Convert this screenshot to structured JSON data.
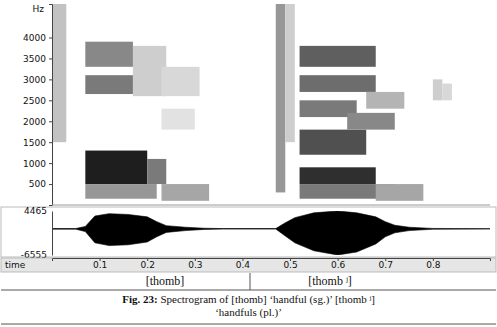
{
  "chart_data": [
    {
      "type": "heatmap",
      "y_label": "Hz",
      "xlim": [
        0,
        0.92
      ],
      "ylim": [
        0,
        4800
      ],
      "yticks": [
        500,
        1000,
        1500,
        2000,
        2500,
        3000,
        3500,
        4000
      ],
      "tick_labels": "y",
      "cells": [
        {
          "t0": 0.0,
          "t1": 0.03,
          "f0": 1500,
          "f1": 4800,
          "level": 0.35
        },
        {
          "t0": 0.07,
          "t1": 0.2,
          "f0": 500,
          "f1": 1300,
          "level": 0.9
        },
        {
          "t0": 0.07,
          "t1": 0.17,
          "f0": 2650,
          "f1": 3100,
          "level": 0.6
        },
        {
          "t0": 0.07,
          "t1": 0.17,
          "f0": 3300,
          "f1": 3900,
          "level": 0.55
        },
        {
          "t0": 0.07,
          "t1": 0.22,
          "f0": 150,
          "f1": 500,
          "level": 0.5
        },
        {
          "t0": 0.17,
          "t1": 0.24,
          "f0": 2600,
          "f1": 3800,
          "level": 0.3
        },
        {
          "t0": 0.2,
          "t1": 0.24,
          "f0": 500,
          "f1": 1100,
          "level": 0.6
        },
        {
          "t0": 0.23,
          "t1": 0.33,
          "f0": 100,
          "f1": 500,
          "level": 0.45
        },
        {
          "t0": 0.23,
          "t1": 0.3,
          "f0": 1800,
          "f1": 2300,
          "level": 0.2
        },
        {
          "t0": 0.23,
          "t1": 0.31,
          "f0": 2600,
          "f1": 3300,
          "level": 0.25
        },
        {
          "t0": 0.47,
          "t1": 0.49,
          "f0": 300,
          "f1": 4800,
          "level": 0.5
        },
        {
          "t0": 0.49,
          "t1": 0.51,
          "f0": 1500,
          "f1": 4800,
          "level": 0.3
        },
        {
          "t0": 0.52,
          "t1": 0.68,
          "f0": 500,
          "f1": 900,
          "level": 0.85
        },
        {
          "t0": 0.52,
          "t1": 0.66,
          "f0": 1200,
          "f1": 1800,
          "level": 0.75
        },
        {
          "t0": 0.52,
          "t1": 0.64,
          "f0": 2100,
          "f1": 2500,
          "level": 0.6
        },
        {
          "t0": 0.52,
          "t1": 0.68,
          "f0": 2700,
          "f1": 3100,
          "level": 0.65
        },
        {
          "t0": 0.52,
          "t1": 0.68,
          "f0": 3300,
          "f1": 3800,
          "level": 0.7
        },
        {
          "t0": 0.52,
          "t1": 0.72,
          "f0": 150,
          "f1": 500,
          "level": 0.6
        },
        {
          "t0": 0.62,
          "t1": 0.72,
          "f0": 1800,
          "f1": 2200,
          "level": 0.55
        },
        {
          "t0": 0.66,
          "t1": 0.74,
          "f0": 2300,
          "f1": 2700,
          "level": 0.4
        },
        {
          "t0": 0.68,
          "t1": 0.78,
          "f0": 100,
          "f1": 500,
          "level": 0.45
        },
        {
          "t0": 0.8,
          "t1": 0.82,
          "f0": 2500,
          "f1": 3000,
          "level": 0.3
        },
        {
          "t0": 0.82,
          "t1": 0.84,
          "f0": 2500,
          "f1": 2900,
          "level": 0.25
        }
      ]
    },
    {
      "type": "area",
      "x_label": "time",
      "xlim": [
        0,
        0.92
      ],
      "xticks": [
        0.1,
        0.2,
        0.3,
        0.4,
        0.5,
        0.6,
        0.7,
        0.8
      ],
      "ylim": [
        -6555,
        4465
      ],
      "yticks": [
        4465,
        -6555
      ],
      "color": "#000000",
      "x": [
        0,
        0.05,
        0.07,
        0.09,
        0.12,
        0.16,
        0.2,
        0.22,
        0.24,
        0.28,
        0.32,
        0.36,
        0.47,
        0.49,
        0.51,
        0.55,
        0.6,
        0.64,
        0.68,
        0.7,
        0.72,
        0.75,
        0.8,
        0.92
      ],
      "upper": [
        80,
        80,
        600,
        3200,
        3800,
        3600,
        3000,
        1800,
        800,
        400,
        150,
        60,
        60,
        1500,
        2800,
        4000,
        4465,
        4000,
        3000,
        1800,
        900,
        400,
        100,
        50
      ],
      "lower": [
        -80,
        -80,
        -700,
        -3500,
        -4200,
        -4000,
        -3300,
        -2000,
        -900,
        -450,
        -150,
        -60,
        -60,
        -1800,
        -3500,
        -5500,
        -6555,
        -5800,
        -3800,
        -2000,
        -1000,
        -450,
        -100,
        -50
      ]
    }
  ],
  "caption": {
    "labels": [
      "[thomb]",
      "[thomb ʲ]"
    ],
    "label": "Fig. 23:",
    "lines": [
      " Spectrogram of [thomb] ‘handful (sg.)’ [thomb ʲ]",
      "‘handfuls (pl.)’"
    ]
  }
}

**Task to carry out**
Without including any pictures, reproduce the listing exactly.

**Task output**
Convert this screenshot to structured JSON data.
{
  "chart_data": [
    {
      "type": "heatmap",
      "y_label": "Hz",
      "xlim": [
        0,
        0.92
      ],
      "ylim": [
        0,
        4800
      ],
      "yticks": [
        500,
        1000,
        1500,
        2000,
        2500,
        3000,
        3500,
        4000
      ],
      "tick_labels": "y",
      "cells": [
        {
          "t0": 0.0,
          "t1": 0.03,
          "f0": 1500,
          "f1": 4800,
          "level": 0.35
        },
        {
          "t0": 0.07,
          "t1": 0.2,
          "f0": 500,
          "f1": 1300,
          "level": 0.9
        },
        {
          "t0": 0.07,
          "t1": 0.17,
          "f0": 2650,
          "f1": 3100,
          "level": 0.6
        },
        {
          "t0": 0.07,
          "t1": 0.17,
          "f0": 3300,
          "f1": 3900,
          "level": 0.55
        },
        {
          "t0": 0.07,
          "t1": 0.22,
          "f0": 150,
          "f1": 500,
          "level": 0.5
        },
        {
          "t0": 0.17,
          "t1": 0.24,
          "f0": 2600,
          "f1": 3800,
          "level": 0.3
        },
        {
          "t0": 0.2,
          "t1": 0.24,
          "f0": 500,
          "f1": 1100,
          "level": 0.6
        },
        {
          "t0": 0.23,
          "t1": 0.33,
          "f0": 100,
          "f1": 500,
          "level": 0.45
        },
        {
          "t0": 0.23,
          "t1": 0.3,
          "f0": 1800,
          "f1": 2300,
          "level": 0.2
        },
        {
          "t0": 0.23,
          "t1": 0.31,
          "f0": 2600,
          "f1": 3300,
          "level": 0.25
        },
        {
          "t0": 0.47,
          "t1": 0.49,
          "f0": 300,
          "f1": 4800,
          "level": 0.5
        },
        {
          "t0": 0.49,
          "t1": 0.51,
          "f0": 1500,
          "f1": 4800,
          "level": 0.3
        },
        {
          "t0": 0.52,
          "t1": 0.68,
          "f0": 500,
          "f1": 900,
          "level": 0.85
        },
        {
          "t0": 0.52,
          "t1": 0.66,
          "f0": 1200,
          "f1": 1800,
          "level": 0.75
        },
        {
          "t0": 0.52,
          "t1": 0.64,
          "f0": 2100,
          "f1": 2500,
          "level": 0.6
        },
        {
          "t0": 0.52,
          "t1": 0.68,
          "f0": 2700,
          "f1": 3100,
          "level": 0.65
        },
        {
          "t0": 0.52,
          "t1": 0.68,
          "f0": 3300,
          "f1": 3800,
          "level": 0.7
        },
        {
          "t0": 0.52,
          "t1": 0.72,
          "f0": 150,
          "f1": 500,
          "level": 0.6
        },
        {
          "t0": 0.62,
          "t1": 0.72,
          "f0": 1800,
          "f1": 2200,
          "level": 0.55
        },
        {
          "t0": 0.66,
          "t1": 0.74,
          "f0": 2300,
          "f1": 2700,
          "level": 0.4
        },
        {
          "t0": 0.68,
          "t1": 0.78,
          "f0": 100,
          "f1": 500,
          "level": 0.45
        },
        {
          "t0": 0.8,
          "t1": 0.82,
          "f0": 2500,
          "f1": 3000,
          "level": 0.3
        },
        {
          "t0": 0.82,
          "t1": 0.84,
          "f0": 2500,
          "f1": 2900,
          "level": 0.25
        }
      ]
    },
    {
      "type": "area",
      "x_label": "time",
      "xlim": [
        0,
        0.92
      ],
      "xticks": [
        0.1,
        0.2,
        0.3,
        0.4,
        0.5,
        0.6,
        0.7,
        0.8
      ],
      "ylim": [
        -6555,
        4465
      ],
      "yticks": [
        4465,
        -6555
      ],
      "color": "#000000",
      "x": [
        0,
        0.05,
        0.07,
        0.09,
        0.12,
        0.16,
        0.2,
        0.22,
        0.24,
        0.28,
        0.32,
        0.36,
        0.47,
        0.49,
        0.51,
        0.55,
        0.6,
        0.64,
        0.68,
        0.7,
        0.72,
        0.75,
        0.8,
        0.92
      ],
      "upper": [
        80,
        80,
        600,
        3200,
        3800,
        3600,
        3000,
        1800,
        800,
        400,
        150,
        60,
        60,
        1500,
        2800,
        4000,
        4465,
        4000,
        3000,
        1800,
        900,
        400,
        100,
        50
      ],
      "lower": [
        -80,
        -80,
        -700,
        -3500,
        -4200,
        -4000,
        -3300,
        -2000,
        -900,
        -450,
        -150,
        -60,
        -60,
        -1800,
        -3500,
        -5500,
        -6555,
        -5800,
        -3800,
        -2000,
        -1000,
        -450,
        -100,
        -50
      ]
    }
  ],
  "caption": {
    "labels": [
      "[thomb]",
      "[thomb ʲ]"
    ],
    "label": "Fig. 23:",
    "lines": [
      " Spectrogram of [thomb] ‘handful (sg.)’ [thomb ʲ]",
      "‘handfuls (pl.)’"
    ]
  }
}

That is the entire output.